▶ _WHAT TO PRODUCE_
Each line below is to be written out in full, exactly as shown.

[Raw records]
start

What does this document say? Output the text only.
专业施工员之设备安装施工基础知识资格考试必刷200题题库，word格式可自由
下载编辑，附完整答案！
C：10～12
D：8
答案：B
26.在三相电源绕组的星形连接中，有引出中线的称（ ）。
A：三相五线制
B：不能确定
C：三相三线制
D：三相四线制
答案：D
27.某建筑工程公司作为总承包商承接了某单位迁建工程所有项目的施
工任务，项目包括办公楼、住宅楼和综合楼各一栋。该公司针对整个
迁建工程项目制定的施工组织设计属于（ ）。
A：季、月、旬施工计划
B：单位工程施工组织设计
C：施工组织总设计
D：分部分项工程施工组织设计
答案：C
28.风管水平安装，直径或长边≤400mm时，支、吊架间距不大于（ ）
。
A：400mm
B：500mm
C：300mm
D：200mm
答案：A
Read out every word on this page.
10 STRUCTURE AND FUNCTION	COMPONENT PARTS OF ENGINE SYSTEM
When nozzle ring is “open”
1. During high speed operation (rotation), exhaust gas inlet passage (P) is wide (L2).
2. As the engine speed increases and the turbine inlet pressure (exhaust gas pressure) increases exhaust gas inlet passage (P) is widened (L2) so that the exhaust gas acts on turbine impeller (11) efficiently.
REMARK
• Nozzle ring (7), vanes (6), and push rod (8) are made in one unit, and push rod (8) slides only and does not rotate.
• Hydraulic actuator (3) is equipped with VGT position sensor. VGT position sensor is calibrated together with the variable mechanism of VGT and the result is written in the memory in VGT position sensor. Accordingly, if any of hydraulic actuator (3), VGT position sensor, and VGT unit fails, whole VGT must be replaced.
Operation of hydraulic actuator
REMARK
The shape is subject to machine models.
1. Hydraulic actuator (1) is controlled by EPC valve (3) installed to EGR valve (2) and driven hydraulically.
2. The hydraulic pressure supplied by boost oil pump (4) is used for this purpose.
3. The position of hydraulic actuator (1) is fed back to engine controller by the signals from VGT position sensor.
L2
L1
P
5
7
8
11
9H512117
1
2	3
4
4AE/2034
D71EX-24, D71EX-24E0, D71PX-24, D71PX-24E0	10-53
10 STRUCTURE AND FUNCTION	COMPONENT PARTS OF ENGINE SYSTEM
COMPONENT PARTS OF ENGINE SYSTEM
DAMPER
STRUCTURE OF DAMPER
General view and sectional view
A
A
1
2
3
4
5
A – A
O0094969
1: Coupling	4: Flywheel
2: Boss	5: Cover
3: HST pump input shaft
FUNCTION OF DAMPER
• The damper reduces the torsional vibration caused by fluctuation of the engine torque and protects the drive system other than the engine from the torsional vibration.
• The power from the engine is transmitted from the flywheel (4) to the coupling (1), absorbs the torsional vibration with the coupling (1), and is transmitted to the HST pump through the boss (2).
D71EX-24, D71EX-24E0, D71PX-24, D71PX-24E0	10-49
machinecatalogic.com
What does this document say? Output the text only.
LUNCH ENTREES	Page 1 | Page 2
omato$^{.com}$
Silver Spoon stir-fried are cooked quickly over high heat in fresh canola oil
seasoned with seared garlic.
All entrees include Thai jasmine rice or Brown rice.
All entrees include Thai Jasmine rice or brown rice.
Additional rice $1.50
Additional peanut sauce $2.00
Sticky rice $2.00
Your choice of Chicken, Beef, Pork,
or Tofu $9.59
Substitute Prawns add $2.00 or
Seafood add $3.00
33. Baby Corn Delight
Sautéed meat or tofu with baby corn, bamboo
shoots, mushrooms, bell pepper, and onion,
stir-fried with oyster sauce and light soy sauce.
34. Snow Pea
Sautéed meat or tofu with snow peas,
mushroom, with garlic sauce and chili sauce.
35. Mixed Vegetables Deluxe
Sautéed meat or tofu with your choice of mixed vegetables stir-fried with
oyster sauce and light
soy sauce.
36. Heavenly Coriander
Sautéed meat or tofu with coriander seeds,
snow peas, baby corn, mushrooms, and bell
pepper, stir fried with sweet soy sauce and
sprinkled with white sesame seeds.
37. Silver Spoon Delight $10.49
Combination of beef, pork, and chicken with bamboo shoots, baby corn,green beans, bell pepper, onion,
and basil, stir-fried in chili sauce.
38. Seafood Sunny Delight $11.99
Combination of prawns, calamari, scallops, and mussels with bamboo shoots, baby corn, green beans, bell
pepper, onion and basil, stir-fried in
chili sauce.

end

▶ _REPLY_
What does this document say? Output the text only.
专业施工员之设备安装施工基础知识资格考试必刷200题题库，word格式可自由
下载编辑，附完整答案！
C：10～12
D：8
答案：B
26.在三相电源绕组的星形连接中，有引出中线的称（ ）。
A：三相五线制
B：不能确定
C：三相三线制
D：三相四线制
答案：D
27.某建筑工程公司作为总承包商承接了某单位迁建工程所有项目的施
工任务，项目包括办公楼、住宅楼和综合楼各一栋。该公司针对整个
迁建工程项目制定的施工组织设计属于（ ）。
A：季、月、旬施工计划
B：单位工程施工组织设计
C：施工组织总设计
D：分部分项工程施工组织设计
答案：C
28.风管水平安装，直径或长边≤400mm时，支、吊架间距不大于（ ）
。
A：400mm
B：500mm
C：300mm
D：200mm
答案：A
Read out every word on this page.
10 STRUCTURE AND FUNCTION	COMPONENT PARTS OF ENGINE SYSTEM
When nozzle ring is “open”
1. During high speed operation (rotation), exhaust gas inlet passage (P) is wide (L2).
2. As the engine speed increases and the turbine inlet pressure (exhaust gas pressure) increases exhaust gas inlet passage (P) is widened (L2) so that the exhaust gas acts on turbine impeller (11) efficiently.
REMARK
• Nozzle ring (7), vanes (6), and push rod (8) are made in one unit, and push rod (8) slides only and does not rotate.
• Hydraulic actuator (3) is equipped with VGT position sensor. VGT position sensor is calibrated together with the variable mechanism of VGT and the result is written in the memory in VGT position sensor. Accordingly, if any of hydraulic actuator (3), VGT position sensor, and VGT unit fails, whole VGT must be replaced.
Operation of hydraulic actuator
REMARK
The shape is subject to machine models.
1. Hydraulic actuator (1) is controlled by EPC valve (3) installed to EGR valve (2) and driven hydraulically.
2. The hydraulic pressure supplied by boost oil pump (4) is used for this purpose.
3. The position of hydraulic actuator (1) is fed back to engine controller by the signals from VGT position sensor.
L2
L1
P
5
7
8
11
9H512117
1
2	3
4
4AE/2034
D71EX-24, D71EX-24E0, D71PX-24, D71PX-24E0	10-53
10 STRUCTURE AND FUNCTION	COMPONENT PARTS OF ENGINE SYSTEM
COMPONENT PARTS OF ENGINE SYSTEM
DAMPER
STRUCTURE OF DAMPER
General view and sectional view
A
A
1
2
3
4
5
A – A
O0094969
1: Coupling	4: Flywheel
2: Boss	5: Cover
3: HST pump input shaft
FUNCTION OF DAMPER
• The damper reduces the torsional vibration caused by fluctuation of the engine torque and protects the drive system other than the engine from the torsional vibration.
• The power from the engine is transmitted from the flywheel (4) to the coupling (1), absorbs the torsional vibration with the coupling (1), and is transmitted to the HST pump through the boss (2).
D71EX-24, D71EX-24E0, D71PX-24, D71PX-24E0	10-49
machinecatalogic.com
What does this document say? Output the text only.
LUNCH ENTREES	Page 1 | Page 2
omato$^{.com}$
Silver Spoon stir-fried are cooked quickly over high heat in fresh canola oil
seasoned with seared garlic.
All entrees include Thai jasmine rice or Brown rice.
All entrees include Thai Jasmine rice or brown rice.
Additional rice $1.50
Additional peanut sauce $2.00
Sticky rice $2.00
Your choice of Chicken, Beef, Pork,
or Tofu $9.59
Substitute Prawns add $2.00 or
Seafood add $3.00
33. Baby Corn Delight
Sautéed meat or tofu with baby corn, bamboo
shoots, mushrooms, bell pepper, and onion,
stir-fried with oyster sauce and light soy sauce.
34. Snow Pea
Sautéed meat or tofu with snow peas,
mushroom, with garlic sauce and chili sauce.
35. Mixed Vegetables Deluxe
Sautéed meat or tofu with your choice of mixed vegetables stir-fried with
oyster sauce and light
soy sauce.
36. Heavenly Coriander
Sautéed meat or tofu with coriander seeds,
snow peas, baby corn, mushrooms, and bell
pepper, stir fried with sweet soy sauce and
sprinkled with white sesame seeds.
37. Silver Spoon Delight $10.49
Combination of beef, pork, and chicken with bamboo shoots, baby corn,green beans, bell pepper, onion,
and basil, stir-fried in chili sauce.
38. Seafood Sunny Delight $11.99
Combination of prawns, calamari, scallops, and mussels with bamboo shoots, baby corn, green beans, bell
pepper, onion and basil, stir-fried in
chili sauce.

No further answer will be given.